■ SET PROBLEM ■
Every entry below must be repeated exactly; skip the pictures.

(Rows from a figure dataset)
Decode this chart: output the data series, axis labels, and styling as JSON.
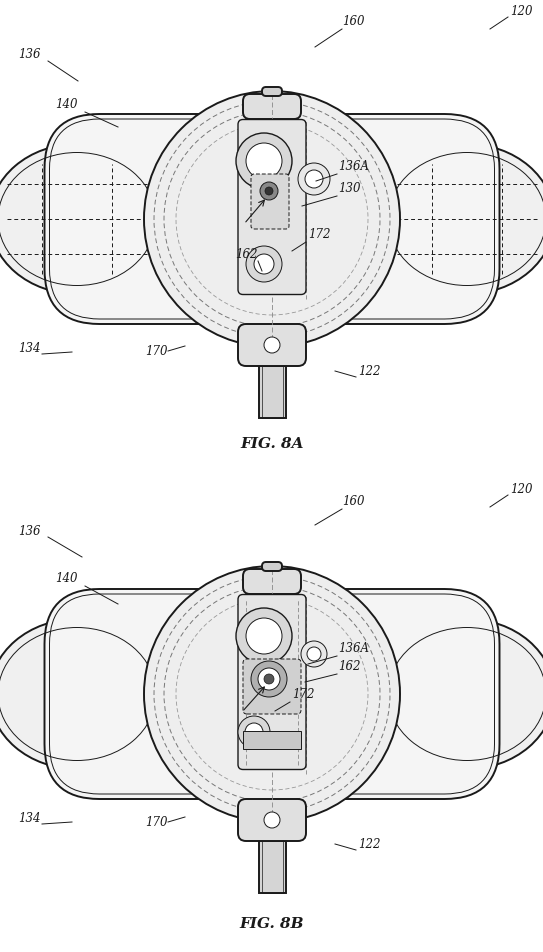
{
  "fig_width": 5.43,
  "fig_height": 9.53,
  "bg_color": "#ffffff",
  "line_color": "#1a1a1a",
  "dash_color": "#555555",
  "label_color": "#333333",
  "fig8a_label": "FIG. 8A",
  "fig8b_label": "FIG. 8B"
}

■ REPLY TO THE TASK ■
Decode this chart: output the data series, axis labels, and styling as JSON.
{
  "fig_width": 5.43,
  "fig_height": 9.53,
  "bg_color": "#ffffff",
  "line_color": "#1a1a1a",
  "dash_color": "#555555",
  "label_color": "#333333",
  "fig8a_label": "FIG. 8A",
  "fig8b_label": "FIG. 8B"
}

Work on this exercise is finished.